** Begin **

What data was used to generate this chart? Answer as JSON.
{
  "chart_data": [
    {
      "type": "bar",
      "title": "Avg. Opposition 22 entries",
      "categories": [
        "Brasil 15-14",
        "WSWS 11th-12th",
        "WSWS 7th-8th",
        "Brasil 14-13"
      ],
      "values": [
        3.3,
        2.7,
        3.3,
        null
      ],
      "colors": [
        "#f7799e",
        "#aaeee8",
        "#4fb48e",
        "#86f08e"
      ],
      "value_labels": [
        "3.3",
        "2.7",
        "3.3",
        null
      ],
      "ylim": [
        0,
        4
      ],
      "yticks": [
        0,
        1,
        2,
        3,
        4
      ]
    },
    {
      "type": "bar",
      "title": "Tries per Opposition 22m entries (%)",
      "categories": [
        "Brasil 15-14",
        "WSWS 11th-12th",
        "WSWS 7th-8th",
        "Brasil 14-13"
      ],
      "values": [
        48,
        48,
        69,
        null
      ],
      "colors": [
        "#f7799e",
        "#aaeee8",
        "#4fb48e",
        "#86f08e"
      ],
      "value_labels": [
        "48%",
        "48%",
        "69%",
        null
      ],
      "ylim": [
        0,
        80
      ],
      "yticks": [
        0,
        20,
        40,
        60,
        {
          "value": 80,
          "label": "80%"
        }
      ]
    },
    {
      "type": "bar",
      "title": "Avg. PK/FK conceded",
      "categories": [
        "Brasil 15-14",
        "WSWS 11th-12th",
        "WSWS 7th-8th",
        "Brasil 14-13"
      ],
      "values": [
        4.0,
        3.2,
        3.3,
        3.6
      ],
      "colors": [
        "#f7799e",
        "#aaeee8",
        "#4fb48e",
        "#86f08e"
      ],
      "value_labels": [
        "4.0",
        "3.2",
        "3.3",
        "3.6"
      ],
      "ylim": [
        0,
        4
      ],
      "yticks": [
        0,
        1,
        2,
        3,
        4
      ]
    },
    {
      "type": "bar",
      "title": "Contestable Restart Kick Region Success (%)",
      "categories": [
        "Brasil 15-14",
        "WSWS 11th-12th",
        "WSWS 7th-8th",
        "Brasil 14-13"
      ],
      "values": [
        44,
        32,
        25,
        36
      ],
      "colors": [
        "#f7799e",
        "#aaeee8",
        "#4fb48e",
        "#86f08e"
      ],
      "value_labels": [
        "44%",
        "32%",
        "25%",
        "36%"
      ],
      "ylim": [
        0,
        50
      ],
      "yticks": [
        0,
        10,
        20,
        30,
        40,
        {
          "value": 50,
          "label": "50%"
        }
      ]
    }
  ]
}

** End **

- **THE TASK**
Reproduce the full listing word for word.

- **COMPLETE ANSWER**
What data was used to generate this chart? Answer as JSON.
{
  "chart_data": [
    {
      "type": "bar",
      "title": "Avg. Opposition 22 entries",
      "categories": [
        "Brasil 15-14",
        "WSWS 11th-12th",
        "WSWS 7th-8th",
        "Brasil 14-13"
      ],
      "values": [
        3.3,
        2.7,
        3.3,
        null
      ],
      "colors": [
        "#f7799e",
        "#aaeee8",
        "#4fb48e",
        "#86f08e"
      ],
      "value_labels": [
        "3.3",
        "2.7",
        "3.3",
        null
      ],
      "ylim": [
        0,
        4
      ],
      "yticks": [
        0,
        1,
        2,
        3,
        4
      ]
    },
    {
      "type": "bar",
      "title": "Tries per Opposition 22m entries (%)",
      "categories": [
        "Brasil 15-14",
        "WSWS 11th-12th",
        "WSWS 7th-8th",
        "Brasil 14-13"
      ],
      "values": [
        48,
        48,
        69,
        null
      ],
      "colors": [
        "#f7799e",
        "#aaeee8",
        "#4fb48e",
        "#86f08e"
      ],
      "value_labels": [
        "48%",
        "48%",
        "69%",
        null
      ],
      "ylim": [
        0,
        80
      ],
      "yticks": [
        0,
        20,
        40,
        60,
        {
          "value": 80,
          "label": "80%"
        }
      ]
    },
    {
      "type": "bar",
      "title": "Avg. PK/FK conceded",
      "categories": [
        "Brasil 15-14",
        "WSWS 11th-12th",
        "WSWS 7th-8th",
        "Brasil 14-13"
      ],
      "values": [
        4.0,
        3.2,
        3.3,
        3.6
      ],
      "colors": [
        "#f7799e",
        "#aaeee8",
        "#4fb48e",
        "#86f08e"
      ],
      "value_labels": [
        "4.0",
        "3.2",
        "3.3",
        "3.6"
      ],
      "ylim": [
        0,
        4
      ],
      "yticks": [
        0,
        1,
        2,
        3,
        4
      ]
    },
    {
      "type": "bar",
      "title": "Contestable Restart Kick Region Success (%)",
      "categories": [
        "Brasil 15-14",
        "WSWS 11th-12th",
        "WSWS 7th-8th",
        "Brasil 14-13"
      ],
      "values": [
        44,
        32,
        25,
        36
      ],
      "colors": [
        "#f7799e",
        "#aaeee8",
        "#4fb48e",
        "#86f08e"
      ],
      "value_labels": [
        "44%",
        "32%",
        "25%",
        "36%"
      ],
      "ylim": [
        0,
        50
      ],
      "yticks": [
        0,
        10,
        20,
        30,
        40,
        {
          "value": 50,
          "label": "50%"
        }
      ]
    }
  ]
}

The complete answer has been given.